▽
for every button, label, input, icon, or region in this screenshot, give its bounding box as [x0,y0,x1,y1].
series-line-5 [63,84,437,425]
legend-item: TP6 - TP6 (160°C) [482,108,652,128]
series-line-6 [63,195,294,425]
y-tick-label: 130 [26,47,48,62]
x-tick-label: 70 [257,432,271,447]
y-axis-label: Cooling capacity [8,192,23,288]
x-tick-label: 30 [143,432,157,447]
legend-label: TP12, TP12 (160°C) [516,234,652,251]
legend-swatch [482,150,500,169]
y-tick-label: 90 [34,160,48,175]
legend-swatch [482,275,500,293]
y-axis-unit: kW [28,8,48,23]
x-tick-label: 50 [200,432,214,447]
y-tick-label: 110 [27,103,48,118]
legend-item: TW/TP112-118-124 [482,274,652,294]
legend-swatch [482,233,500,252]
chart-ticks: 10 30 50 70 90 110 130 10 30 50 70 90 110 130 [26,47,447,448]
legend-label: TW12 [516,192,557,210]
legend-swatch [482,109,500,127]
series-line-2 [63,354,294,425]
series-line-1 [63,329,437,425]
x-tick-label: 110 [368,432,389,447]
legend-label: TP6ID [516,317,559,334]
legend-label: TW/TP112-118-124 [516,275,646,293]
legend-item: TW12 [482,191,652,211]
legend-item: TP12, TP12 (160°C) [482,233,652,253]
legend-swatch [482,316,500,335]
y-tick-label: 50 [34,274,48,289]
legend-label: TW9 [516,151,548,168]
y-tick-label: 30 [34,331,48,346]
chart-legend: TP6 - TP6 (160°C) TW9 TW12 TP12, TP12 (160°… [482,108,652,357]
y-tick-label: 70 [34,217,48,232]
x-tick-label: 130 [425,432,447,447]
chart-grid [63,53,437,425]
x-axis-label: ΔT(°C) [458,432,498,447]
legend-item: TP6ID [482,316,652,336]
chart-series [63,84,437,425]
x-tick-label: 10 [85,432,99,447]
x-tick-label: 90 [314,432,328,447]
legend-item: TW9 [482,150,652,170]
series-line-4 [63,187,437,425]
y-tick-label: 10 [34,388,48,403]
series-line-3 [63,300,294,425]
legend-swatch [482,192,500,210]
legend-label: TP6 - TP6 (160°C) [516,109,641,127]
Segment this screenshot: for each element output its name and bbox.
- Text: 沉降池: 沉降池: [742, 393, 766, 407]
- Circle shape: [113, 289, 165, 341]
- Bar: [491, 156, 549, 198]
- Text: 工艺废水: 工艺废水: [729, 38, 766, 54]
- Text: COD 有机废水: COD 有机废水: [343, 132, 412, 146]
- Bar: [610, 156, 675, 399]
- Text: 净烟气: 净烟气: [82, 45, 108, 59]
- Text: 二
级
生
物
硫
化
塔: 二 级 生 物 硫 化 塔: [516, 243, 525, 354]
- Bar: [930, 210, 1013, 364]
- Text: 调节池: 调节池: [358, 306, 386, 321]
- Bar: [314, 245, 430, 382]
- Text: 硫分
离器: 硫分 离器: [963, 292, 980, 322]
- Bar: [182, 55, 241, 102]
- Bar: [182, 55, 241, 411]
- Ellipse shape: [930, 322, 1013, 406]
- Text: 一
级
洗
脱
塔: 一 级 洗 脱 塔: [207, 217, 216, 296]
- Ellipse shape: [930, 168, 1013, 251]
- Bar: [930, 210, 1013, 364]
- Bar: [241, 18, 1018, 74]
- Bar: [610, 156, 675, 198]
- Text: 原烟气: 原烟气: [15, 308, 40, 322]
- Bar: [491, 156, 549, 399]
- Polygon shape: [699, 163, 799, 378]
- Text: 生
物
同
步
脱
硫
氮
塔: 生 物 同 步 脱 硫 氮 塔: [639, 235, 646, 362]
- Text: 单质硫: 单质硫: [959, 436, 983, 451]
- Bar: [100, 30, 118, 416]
△
Written exercise - Reproduce the listing above with each occurrence of "legend-swatch" changed to "legend-marker", keeping every other character the same.

Solution to this exercise -
for every button, label, input, icon, or region in this screenshot, give its bounding box as [x0,y0,x1,y1].
series-line-5 [63,84,437,425]
legend-item: TP6 - TP6 (160°C) [482,108,652,128]
series-line-6 [63,195,294,425]
y-tick-label: 130 [26,47,48,62]
x-tick-label: 70 [257,432,271,447]
y-axis-label: Cooling capacity [8,192,23,288]
x-tick-label: 30 [143,432,157,447]
legend-label: TP12, TP12 (160°C) [516,234,652,251]
legend-marker [482,150,500,169]
y-tick-label: 90 [34,160,48,175]
legend-marker [482,275,500,293]
y-axis-unit: kW [28,8,48,23]
x-tick-label: 50 [200,432,214,447]
y-tick-label: 110 [27,103,48,118]
legend-item: TW/TP112-118-124 [482,274,652,294]
legend-marker [482,233,500,252]
chart-ticks: 10 30 50 70 90 110 130 10 30 50 70 90 110 130 [26,47,447,448]
legend-label: TW12 [516,192,557,210]
legend-marker [482,109,500,127]
series-line-2 [63,354,294,425]
series-line-1 [63,329,437,425]
x-tick-label: 110 [368,432,389,447]
legend-label: TP6ID [516,317,559,334]
legend-label: TW/TP112-118-124 [516,275,646,293]
legend-item: TW12 [482,191,652,211]
legend-item: TP12, TP12 (160°C) [482,233,652,253]
legend-marker [482,316,500,335]
y-tick-label: 50 [34,274,48,289]
legend-label: TW9 [516,151,548,168]
y-tick-label: 30 [34,331,48,346]
chart-legend: TP6 - TP6 (160°C) TW9 TW12 TP12, TP12 (160°… [482,108,652,357]
y-tick-label: 70 [34,217,48,232]
x-tick-label: 130 [425,432,447,447]
chart-grid [63,53,437,425]
x-axis-label: ΔT(°C) [458,432,498,447]
legend-item: TP6ID [482,316,652,336]
chart-series [63,84,437,425]
x-tick-label: 10 [85,432,99,447]
x-tick-label: 90 [314,432,328,447]
legend-item: TW9 [482,150,652,170]
series-line-4 [63,187,437,425]
y-tick-label: 10 [34,388,48,403]
series-line-3 [63,300,294,425]
legend-marker [482,192,500,210]
legend-label: TP6 - TP6 (160°C) [516,109,641,127]
Segment this screenshot: for each element output its name and bbox.
- Text: 沉降池: 沉降池: [742, 393, 766, 407]
- Circle shape: [113, 289, 165, 341]
- Bar: [491, 156, 549, 198]
- Text: 工艺废水: 工艺废水: [729, 38, 766, 54]
- Text: COD 有机废水: COD 有机废水: [343, 132, 412, 146]
- Bar: [610, 156, 675, 399]
- Text: 净烟气: 净烟气: [82, 45, 108, 59]
- Text: 二
级
生
物
硫
化
塔: 二 级 生 物 硫 化 塔: [516, 243, 525, 354]
- Bar: [930, 210, 1013, 364]
- Text: 调节池: 调节池: [358, 306, 386, 321]
- Bar: [314, 245, 430, 382]
- Text: 硫分
离器: 硫分 离器: [963, 292, 980, 322]
- Bar: [182, 55, 241, 102]
- Bar: [182, 55, 241, 411]
- Ellipse shape: [930, 322, 1013, 406]
- Text: 一
级
洗
脱
塔: 一 级 洗 脱 塔: [207, 217, 216, 296]
- Ellipse shape: [930, 168, 1013, 251]
- Bar: [930, 210, 1013, 364]
- Bar: [241, 18, 1018, 74]
- Bar: [610, 156, 675, 198]
- Text: 原烟气: 原烟气: [15, 308, 40, 322]
- Bar: [491, 156, 549, 399]
- Polygon shape: [699, 163, 799, 378]
- Text: 生
物
同
步
脱
硫
氮
塔: 生 物 同 步 脱 硫 氮 塔: [639, 235, 646, 362]
- Text: 单质硫: 单质硫: [959, 436, 983, 451]
- Bar: [100, 30, 118, 416]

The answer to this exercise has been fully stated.